[Stored entries]
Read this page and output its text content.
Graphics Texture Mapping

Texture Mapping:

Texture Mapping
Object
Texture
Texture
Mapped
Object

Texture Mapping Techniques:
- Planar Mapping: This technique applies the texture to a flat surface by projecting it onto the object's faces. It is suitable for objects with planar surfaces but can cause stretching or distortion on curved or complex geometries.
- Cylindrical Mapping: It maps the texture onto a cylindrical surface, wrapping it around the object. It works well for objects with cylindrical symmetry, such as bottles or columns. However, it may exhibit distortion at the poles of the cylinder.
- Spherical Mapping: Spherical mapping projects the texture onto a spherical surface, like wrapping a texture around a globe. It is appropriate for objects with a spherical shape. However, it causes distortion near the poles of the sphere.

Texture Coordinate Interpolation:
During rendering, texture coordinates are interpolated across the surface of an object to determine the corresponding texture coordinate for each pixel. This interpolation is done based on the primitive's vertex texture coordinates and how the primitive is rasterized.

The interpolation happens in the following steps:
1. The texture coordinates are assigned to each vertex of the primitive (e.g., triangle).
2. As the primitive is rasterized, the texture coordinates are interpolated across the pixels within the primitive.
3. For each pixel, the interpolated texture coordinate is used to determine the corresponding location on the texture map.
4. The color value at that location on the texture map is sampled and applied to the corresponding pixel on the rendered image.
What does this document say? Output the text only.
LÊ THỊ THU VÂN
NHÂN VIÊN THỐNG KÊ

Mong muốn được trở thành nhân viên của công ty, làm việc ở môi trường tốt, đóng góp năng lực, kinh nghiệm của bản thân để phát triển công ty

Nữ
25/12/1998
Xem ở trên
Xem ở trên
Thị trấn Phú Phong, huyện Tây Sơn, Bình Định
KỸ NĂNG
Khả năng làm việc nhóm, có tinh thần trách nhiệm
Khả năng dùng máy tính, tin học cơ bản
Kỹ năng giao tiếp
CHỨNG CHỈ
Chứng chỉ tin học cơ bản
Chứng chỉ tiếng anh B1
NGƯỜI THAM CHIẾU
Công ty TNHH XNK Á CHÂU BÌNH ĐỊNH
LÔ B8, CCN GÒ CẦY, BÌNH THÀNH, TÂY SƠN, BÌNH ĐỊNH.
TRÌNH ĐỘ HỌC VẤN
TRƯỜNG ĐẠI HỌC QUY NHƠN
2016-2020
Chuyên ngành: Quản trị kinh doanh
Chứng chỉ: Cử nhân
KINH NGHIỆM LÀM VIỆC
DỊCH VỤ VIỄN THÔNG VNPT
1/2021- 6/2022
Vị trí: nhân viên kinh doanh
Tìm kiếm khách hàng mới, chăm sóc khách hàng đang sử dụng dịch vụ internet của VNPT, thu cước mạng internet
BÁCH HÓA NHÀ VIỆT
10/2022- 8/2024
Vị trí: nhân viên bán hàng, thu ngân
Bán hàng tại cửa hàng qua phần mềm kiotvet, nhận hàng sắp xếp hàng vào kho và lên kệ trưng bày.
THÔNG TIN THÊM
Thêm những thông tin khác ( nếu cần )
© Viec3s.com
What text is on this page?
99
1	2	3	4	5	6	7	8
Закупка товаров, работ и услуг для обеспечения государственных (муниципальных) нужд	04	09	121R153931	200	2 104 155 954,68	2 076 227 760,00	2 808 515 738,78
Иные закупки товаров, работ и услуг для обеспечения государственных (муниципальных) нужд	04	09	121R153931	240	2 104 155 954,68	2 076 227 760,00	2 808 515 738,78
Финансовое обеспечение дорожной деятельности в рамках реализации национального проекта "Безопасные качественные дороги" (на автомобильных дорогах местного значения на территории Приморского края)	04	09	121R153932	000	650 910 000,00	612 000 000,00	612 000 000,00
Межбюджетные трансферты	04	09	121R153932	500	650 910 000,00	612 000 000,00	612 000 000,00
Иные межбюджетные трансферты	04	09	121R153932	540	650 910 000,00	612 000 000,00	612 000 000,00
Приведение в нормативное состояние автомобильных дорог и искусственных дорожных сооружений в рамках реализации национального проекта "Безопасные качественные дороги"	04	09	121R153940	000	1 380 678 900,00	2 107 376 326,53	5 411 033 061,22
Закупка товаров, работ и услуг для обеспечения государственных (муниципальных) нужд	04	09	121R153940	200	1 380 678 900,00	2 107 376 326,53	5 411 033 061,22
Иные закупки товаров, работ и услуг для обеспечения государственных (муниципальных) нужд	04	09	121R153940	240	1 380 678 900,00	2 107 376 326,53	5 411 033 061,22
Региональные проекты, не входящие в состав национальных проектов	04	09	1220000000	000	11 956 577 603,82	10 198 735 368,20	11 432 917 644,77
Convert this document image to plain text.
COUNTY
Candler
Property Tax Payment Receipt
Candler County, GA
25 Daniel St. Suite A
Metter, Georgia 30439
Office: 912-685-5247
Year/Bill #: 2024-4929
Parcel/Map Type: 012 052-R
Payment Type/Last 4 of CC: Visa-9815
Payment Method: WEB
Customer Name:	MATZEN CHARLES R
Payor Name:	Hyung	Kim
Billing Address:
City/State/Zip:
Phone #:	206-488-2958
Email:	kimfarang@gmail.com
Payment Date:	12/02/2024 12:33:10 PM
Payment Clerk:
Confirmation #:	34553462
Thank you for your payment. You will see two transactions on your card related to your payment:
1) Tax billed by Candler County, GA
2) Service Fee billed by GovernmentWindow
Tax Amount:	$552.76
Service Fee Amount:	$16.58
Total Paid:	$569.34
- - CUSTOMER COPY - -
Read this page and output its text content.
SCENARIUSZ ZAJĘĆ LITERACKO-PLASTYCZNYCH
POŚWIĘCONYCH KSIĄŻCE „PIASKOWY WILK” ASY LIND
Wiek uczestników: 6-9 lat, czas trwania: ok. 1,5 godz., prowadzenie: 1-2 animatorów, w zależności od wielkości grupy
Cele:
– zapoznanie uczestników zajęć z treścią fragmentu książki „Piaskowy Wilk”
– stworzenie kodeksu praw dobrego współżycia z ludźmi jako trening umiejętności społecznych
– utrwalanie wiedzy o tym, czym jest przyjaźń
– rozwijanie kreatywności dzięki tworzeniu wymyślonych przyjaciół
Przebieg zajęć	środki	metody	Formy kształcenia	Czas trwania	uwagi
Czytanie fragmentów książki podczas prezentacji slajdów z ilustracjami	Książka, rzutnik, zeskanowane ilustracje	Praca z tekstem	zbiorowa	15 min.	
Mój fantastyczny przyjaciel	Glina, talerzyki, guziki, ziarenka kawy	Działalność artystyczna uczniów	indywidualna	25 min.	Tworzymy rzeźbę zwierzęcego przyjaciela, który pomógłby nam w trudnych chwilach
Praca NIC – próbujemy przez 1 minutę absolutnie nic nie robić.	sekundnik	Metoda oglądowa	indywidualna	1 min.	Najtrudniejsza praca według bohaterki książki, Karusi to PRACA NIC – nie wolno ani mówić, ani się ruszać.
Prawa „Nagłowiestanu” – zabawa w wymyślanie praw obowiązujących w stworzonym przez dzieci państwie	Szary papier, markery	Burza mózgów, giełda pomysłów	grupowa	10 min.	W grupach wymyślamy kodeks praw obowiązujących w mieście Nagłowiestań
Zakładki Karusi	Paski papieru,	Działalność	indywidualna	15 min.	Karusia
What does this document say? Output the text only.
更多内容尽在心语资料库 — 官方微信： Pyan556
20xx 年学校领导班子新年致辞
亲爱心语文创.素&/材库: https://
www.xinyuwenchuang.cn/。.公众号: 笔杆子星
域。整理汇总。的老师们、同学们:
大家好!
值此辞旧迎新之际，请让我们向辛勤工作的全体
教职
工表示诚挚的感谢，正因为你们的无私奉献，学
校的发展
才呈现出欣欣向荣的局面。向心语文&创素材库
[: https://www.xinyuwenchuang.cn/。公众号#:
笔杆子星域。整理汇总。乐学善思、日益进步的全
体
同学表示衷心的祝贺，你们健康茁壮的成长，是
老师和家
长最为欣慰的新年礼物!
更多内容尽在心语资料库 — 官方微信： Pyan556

> _Instructions for the task_
Each line holding "трансферты" must be found and copied.

> _Response to the exercise_
Межбюджетные трансферты	04	09	121R153932	500	650 910 000,00	612 000 000,00	612 000 000,00
Иные межбюджетные трансферты	04	09	121R153932	540	650 910 000,00	612 000 000,00	612 000 000,00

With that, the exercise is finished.